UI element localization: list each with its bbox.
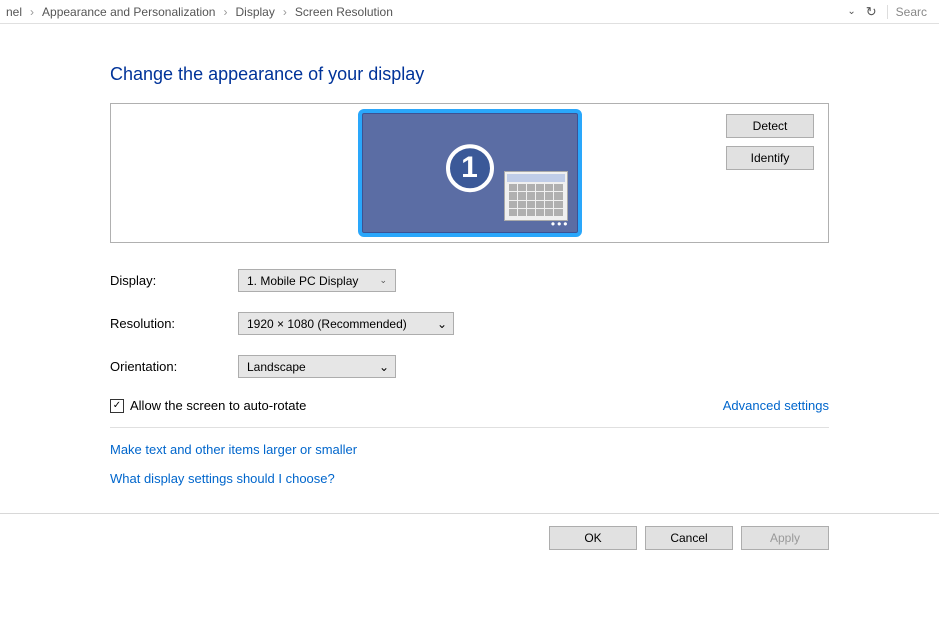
resolution-select-value: 1920 × 1080 (Recommended) xyxy=(247,317,407,331)
chevron-down-icon: ⌄ xyxy=(373,360,395,374)
display-select[interactable]: 1. Mobile PC Display ⌄ xyxy=(238,269,396,292)
chevron-right-icon: › xyxy=(277,5,293,19)
dialog-button-bar: OK Cancel Apply xyxy=(0,513,939,550)
chevron-down-icon[interactable]: ⌄ xyxy=(847,6,855,17)
autorotate-checkbox[interactable]: ✓ xyxy=(110,399,124,413)
breadcrumb-item[interactable]: nel xyxy=(4,5,24,19)
calendar-icon xyxy=(504,171,568,221)
display-select-value: 1. Mobile PC Display xyxy=(247,274,358,288)
search-input[interactable]: Searc xyxy=(887,5,935,19)
orientation-label: Orientation: xyxy=(110,359,238,374)
monitor-preview[interactable]: 1 ••• xyxy=(358,109,582,237)
resolution-label: Resolution: xyxy=(110,316,238,331)
detect-button[interactable]: Detect xyxy=(726,114,814,138)
orientation-select-value: Landscape xyxy=(247,360,306,374)
refresh-icon[interactable]: ↻ xyxy=(862,4,881,20)
identify-button[interactable]: Identify xyxy=(726,146,814,170)
chevron-right-icon: › xyxy=(24,5,40,19)
breadcrumb[interactable]: nel › Appearance and Personalization › D… xyxy=(4,5,847,19)
breadcrumb-item[interactable]: Display xyxy=(233,5,276,19)
autorotate-label: Allow the screen to auto-rotate xyxy=(130,398,306,413)
chevron-down-icon: ⌄ xyxy=(431,313,453,334)
monitor-number-badge: 1 xyxy=(446,144,494,192)
text-size-link[interactable]: Make text and other items larger or smal… xyxy=(110,442,829,457)
advanced-settings-link[interactable]: Advanced settings xyxy=(723,398,829,413)
page-title: Change the appearance of your display xyxy=(110,64,829,85)
chevron-right-icon: › xyxy=(217,5,233,19)
orientation-select[interactable]: Landscape ⌄ xyxy=(238,355,396,378)
divider xyxy=(110,427,829,428)
help-link[interactable]: What display settings should I choose? xyxy=(110,471,829,486)
chevron-down-icon: ⌄ xyxy=(371,275,395,286)
resolution-select[interactable]: 1920 × 1080 (Recommended) ⌄ xyxy=(238,312,454,335)
apply-button: Apply xyxy=(741,526,829,550)
monitor-dots-icon: ••• xyxy=(551,217,570,231)
cancel-button[interactable]: Cancel xyxy=(645,526,733,550)
breadcrumb-item[interactable]: Appearance and Personalization xyxy=(40,5,217,19)
display-preview-panel: Detect Identify 1 ••• xyxy=(110,103,829,243)
breadcrumb-item[interactable]: Screen Resolution xyxy=(293,5,395,19)
address-bar: nel › Appearance and Personalization › D… xyxy=(0,0,939,24)
check-icon: ✓ xyxy=(113,401,121,411)
display-label: Display: xyxy=(110,273,238,288)
ok-button[interactable]: OK xyxy=(549,526,637,550)
search-placeholder: Searc xyxy=(896,5,927,19)
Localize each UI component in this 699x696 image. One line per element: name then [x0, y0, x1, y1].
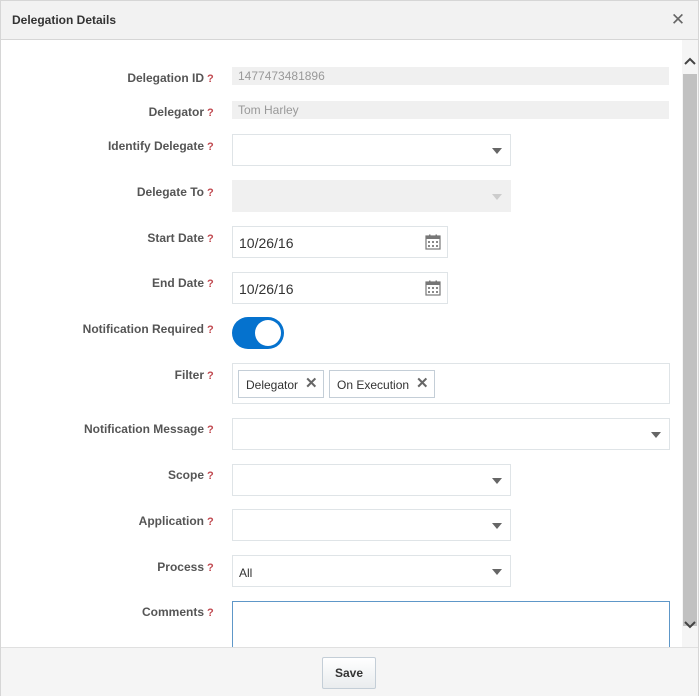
delegate-to-label: Delegate To: [136, 185, 204, 199]
process-label: Process: [157, 560, 204, 574]
filter-chip-delegator: Delegator ✕: [238, 370, 324, 398]
delegation-id-label: Delegation ID: [127, 71, 204, 85]
application-select[interactable]: [232, 509, 511, 541]
scroll-up-icon[interactable]: [682, 54, 698, 68]
filter-chip-input[interactable]: Delegator ✕ On Execution ✕: [232, 363, 670, 404]
end-date-input[interactable]: 10/26/16: [232, 272, 448, 304]
delegation-id-help-icon[interactable]: ?: [207, 73, 214, 85]
delegation-id-value: 1477473481896: [232, 67, 669, 85]
delegate-to-select: [232, 180, 511, 212]
identify-delegate-label: Identify Delegate: [107, 139, 204, 153]
dialog-titlebar: Delegation Details ✕: [1, 1, 698, 40]
filter-help-icon[interactable]: ?: [207, 370, 214, 382]
filter-chip-label: On Execution: [337, 378, 410, 392]
chevron-down-icon: [492, 569, 502, 575]
application-help-icon[interactable]: ?: [207, 516, 214, 528]
process-value: All: [239, 566, 253, 580]
identify-delegate-help-icon[interactable]: ?: [207, 141, 214, 153]
toggle-knob: [255, 320, 281, 346]
save-button[interactable]: Save: [322, 657, 376, 689]
notification-required-toggle[interactable]: [232, 317, 284, 349]
start-date-value: 10/26/16: [239, 235, 294, 251]
scrollbar-thumb[interactable]: [683, 74, 697, 626]
identify-delegate-select[interactable]: [232, 134, 511, 166]
end-date-value: 10/26/16: [239, 281, 294, 297]
end-date-help-icon[interactable]: ?: [207, 278, 214, 290]
chevron-down-icon: [651, 432, 661, 438]
start-date-label: Start Date: [147, 231, 204, 245]
filter-label: Filter: [174, 368, 204, 382]
comments-help-icon[interactable]: ?: [207, 607, 214, 619]
close-icon[interactable]: ✕: [670, 11, 686, 28]
dialog-title: Delegation Details: [12, 13, 117, 27]
end-date-label: End Date: [151, 276, 204, 290]
calendar-icon[interactable]: [425, 280, 441, 296]
chevron-down-icon: [492, 148, 502, 154]
delegation-details-dialog: Delegation Details ✕ Delegation ID ? 147…: [0, 0, 699, 696]
vertical-scrollbar[interactable]: [682, 40, 698, 647]
delegator-help-icon[interactable]: ?: [207, 107, 214, 119]
process-help-icon[interactable]: ?: [207, 562, 214, 574]
comments-textarea[interactable]: [232, 601, 670, 647]
notification-required-help-icon[interactable]: ?: [207, 324, 214, 336]
dialog-footer: Save: [1, 647, 698, 696]
notification-message-label: Notification Message: [83, 422, 204, 436]
notification-message-select[interactable]: [232, 418, 670, 450]
scope-select[interactable]: [232, 464, 511, 496]
chevron-down-icon: [492, 523, 502, 529]
comments-label: Comments: [141, 605, 204, 619]
scope-help-icon[interactable]: ?: [207, 470, 214, 482]
filter-chip-label: Delegator: [246, 378, 299, 392]
scroll-down-icon[interactable]: [682, 618, 698, 632]
remove-chip-icon[interactable]: ✕: [305, 376, 318, 391]
delegate-to-help-icon[interactable]: ?: [207, 187, 214, 199]
remove-chip-icon[interactable]: ✕: [416, 376, 429, 391]
delegator-value: Tom Harley: [232, 101, 669, 119]
notification-required-label: Notification Required: [82, 322, 204, 336]
chevron-down-icon: [492, 194, 502, 200]
dialog-content[interactable]: Delegation ID ? 1477473481896 Delegator …: [1, 40, 682, 647]
start-date-help-icon[interactable]: ?: [207, 233, 214, 245]
calendar-icon[interactable]: [425, 234, 441, 250]
start-date-input[interactable]: 10/26/16: [232, 226, 448, 258]
chevron-down-icon: [492, 478, 502, 484]
application-label: Application: [138, 514, 204, 528]
notification-message-help-icon[interactable]: ?: [207, 424, 214, 436]
scope-label: Scope: [167, 468, 204, 482]
filter-chip-on-execution: On Execution ✕: [329, 370, 435, 398]
delegator-label: Delegator: [148, 105, 204, 119]
process-select[interactable]: All: [232, 555, 511, 587]
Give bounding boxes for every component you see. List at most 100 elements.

**PROBLEM DETAILS:**
Can you reproduce all of the records above word for word, leaving the pictures out?

**EXPECTED OUTPUT:**
UI element localization: list each with its bbox.
resolution-select-value: 1920 × 1080 (Recommended) xyxy=(247,317,407,331)
chevron-down-icon: ⌄ xyxy=(373,360,395,374)
display-select[interactable]: 1. Mobile PC Display ⌄ xyxy=(238,269,396,292)
chevron-right-icon: › xyxy=(277,5,293,19)
dialog-button-bar: OK Cancel Apply xyxy=(0,513,939,550)
chevron-down-icon[interactable]: ⌄ xyxy=(847,6,855,17)
autorotate-checkbox[interactable]: ✓ xyxy=(110,399,124,413)
breadcrumb-item[interactable]: nel xyxy=(4,5,24,19)
calendar-icon xyxy=(504,171,568,221)
display-select-value: 1. Mobile PC Display xyxy=(247,274,358,288)
search-input[interactable]: Searc xyxy=(887,5,935,19)
orientation-label: Orientation: xyxy=(110,359,238,374)
monitor-preview[interactable]: 1 ••• xyxy=(358,109,582,237)
resolution-label: Resolution: xyxy=(110,316,238,331)
detect-button[interactable]: Detect xyxy=(726,114,814,138)
orientation-select-value: Landscape xyxy=(247,360,306,374)
refresh-icon[interactable]: ↻ xyxy=(862,4,881,20)
identify-button[interactable]: Identify xyxy=(726,146,814,170)
chevron-right-icon: › xyxy=(24,5,40,19)
breadcrumb[interactable]: nel › Appearance and Personalization › D… xyxy=(4,5,847,19)
breadcrumb-item[interactable]: Display xyxy=(233,5,276,19)
autorotate-label: Allow the screen to auto-rotate xyxy=(130,398,306,413)
chevron-down-icon: ⌄ xyxy=(431,313,453,334)
monitor-number-badge: 1 xyxy=(446,144,494,192)
text-size-link[interactable]: Make text and other items larger or smal… xyxy=(110,442,829,457)
advanced-settings-link[interactable]: Advanced settings xyxy=(723,398,829,413)
page-title: Change the appearance of your display xyxy=(110,64,829,85)
chevron-right-icon: › xyxy=(217,5,233,19)
orientation-select[interactable]: Landscape ⌄ xyxy=(238,355,396,378)
divider xyxy=(110,427,829,428)
help-link[interactable]: What display settings should I choose? xyxy=(110,471,829,486)
chevron-down-icon: ⌄ xyxy=(371,275,395,286)
resolution-select[interactable]: 1920 × 1080 (Recommended) ⌄ xyxy=(238,312,454,335)
apply-button: Apply xyxy=(741,526,829,550)
monitor-dots-icon: ••• xyxy=(551,217,570,231)
cancel-button[interactable]: Cancel xyxy=(645,526,733,550)
breadcrumb-item[interactable]: Appearance and Personalization xyxy=(40,5,217,19)
display-preview-panel: Detect Identify 1 ••• xyxy=(110,103,829,243)
breadcrumb-item[interactable]: Screen Resolution xyxy=(293,5,395,19)
address-bar: nel › Appearance and Personalization › D… xyxy=(0,0,939,24)
check-icon: ✓ xyxy=(113,401,121,411)
display-label: Display: xyxy=(110,273,238,288)
ok-button[interactable]: OK xyxy=(549,526,637,550)
search-placeholder: Searc xyxy=(896,5,927,19)
Localize each UI component in this 699x696 image. One line per element: name then [x0, y0, x1, y1].
delegate-to-label: Delegate To: [136, 185, 204, 199]
process-label: Process: [157, 560, 204, 574]
filter-chip-delegator: Delegator ✕: [238, 370, 324, 398]
delegation-id-label: Delegation ID: [127, 71, 204, 85]
application-select[interactable]: [232, 509, 511, 541]
scroll-up-icon[interactable]: [682, 54, 698, 68]
filter-chip-input[interactable]: Delegator ✕ On Execution ✕: [232, 363, 670, 404]
end-date-input[interactable]: 10/26/16: [232, 272, 448, 304]
delegation-id-help-icon[interactable]: ?: [207, 73, 214, 85]
delegation-id-value: 1477473481896: [232, 67, 669, 85]
delegate-to-select: [232, 180, 511, 212]
identify-delegate-label: Identify Delegate: [107, 139, 204, 153]
dialog-titlebar: Delegation Details ✕: [1, 1, 698, 40]
filter-help-icon[interactable]: ?: [207, 370, 214, 382]
filter-chip-label: On Execution: [337, 378, 410, 392]
chevron-down-icon: [492, 569, 502, 575]
application-help-icon[interactable]: ?: [207, 516, 214, 528]
process-value: All: [239, 566, 253, 580]
identify-delegate-help-icon[interactable]: ?: [207, 141, 214, 153]
toggle-knob: [255, 320, 281, 346]
save-button[interactable]: Save: [322, 657, 376, 689]
notification-required-toggle[interactable]: [232, 317, 284, 349]
start-date-value: 10/26/16: [239, 235, 294, 251]
scrollbar-thumb[interactable]: [683, 74, 697, 626]
identify-delegate-select[interactable]: [232, 134, 511, 166]
end-date-value: 10/26/16: [239, 281, 294, 297]
end-date-help-icon[interactable]: ?: [207, 278, 214, 290]
chevron-down-icon: [651, 432, 661, 438]
start-date-label: Start Date: [147, 231, 204, 245]
filter-label: Filter: [174, 368, 204, 382]
comments-help-icon[interactable]: ?: [207, 607, 214, 619]
close-icon[interactable]: ✕: [670, 11, 686, 28]
dialog-title: Delegation Details: [12, 13, 117, 27]
end-date-label: End Date: [151, 276, 204, 290]
calendar-icon[interactable]: [425, 280, 441, 296]
chevron-down-icon: [492, 148, 502, 154]
delegation-details-dialog: Delegation Details ✕ Delegation ID ? 147…: [0, 0, 699, 696]
vertical-scrollbar[interactable]: [682, 40, 698, 647]
delegator-help-icon[interactable]: ?: [207, 107, 214, 119]
process-help-icon[interactable]: ?: [207, 562, 214, 574]
comments-textarea[interactable]: [232, 601, 670, 647]
notification-required-help-icon[interactable]: ?: [207, 324, 214, 336]
dialog-footer: Save: [1, 647, 698, 696]
notification-message-label: Notification Message: [83, 422, 204, 436]
notification-message-select[interactable]: [232, 418, 670, 450]
scope-select[interactable]: [232, 464, 511, 496]
chevron-down-icon: [492, 523, 502, 529]
comments-label: Comments: [141, 605, 204, 619]
scope-help-icon[interactable]: ?: [207, 470, 214, 482]
filter-chip-label: Delegator: [246, 378, 299, 392]
scroll-down-icon[interactable]: [682, 618, 698, 632]
remove-chip-icon[interactable]: ✕: [305, 376, 318, 391]
delegate-to-help-icon[interactable]: ?: [207, 187, 214, 199]
remove-chip-icon[interactable]: ✕: [416, 376, 429, 391]
delegator-value: Tom Harley: [232, 101, 669, 119]
notification-required-label: Notification Required: [82, 322, 204, 336]
chevron-down-icon: [492, 194, 502, 200]
dialog-content[interactable]: Delegation ID ? 1477473481896 Delegator …: [1, 40, 682, 647]
start-date-help-icon[interactable]: ?: [207, 233, 214, 245]
calendar-icon[interactable]: [425, 234, 441, 250]
start-date-input[interactable]: 10/26/16: [232, 226, 448, 258]
chevron-down-icon: [492, 478, 502, 484]
application-label: Application: [138, 514, 204, 528]
notification-message-help-icon[interactable]: ?: [207, 424, 214, 436]
scope-label: Scope: [167, 468, 204, 482]
filter-chip-on-execution: On Execution ✕: [329, 370, 435, 398]
delegator-label: Delegator: [148, 105, 204, 119]
process-select[interactable]: All: [232, 555, 511, 587]
Give bounding boxes for every component you see. List at most 100 elements.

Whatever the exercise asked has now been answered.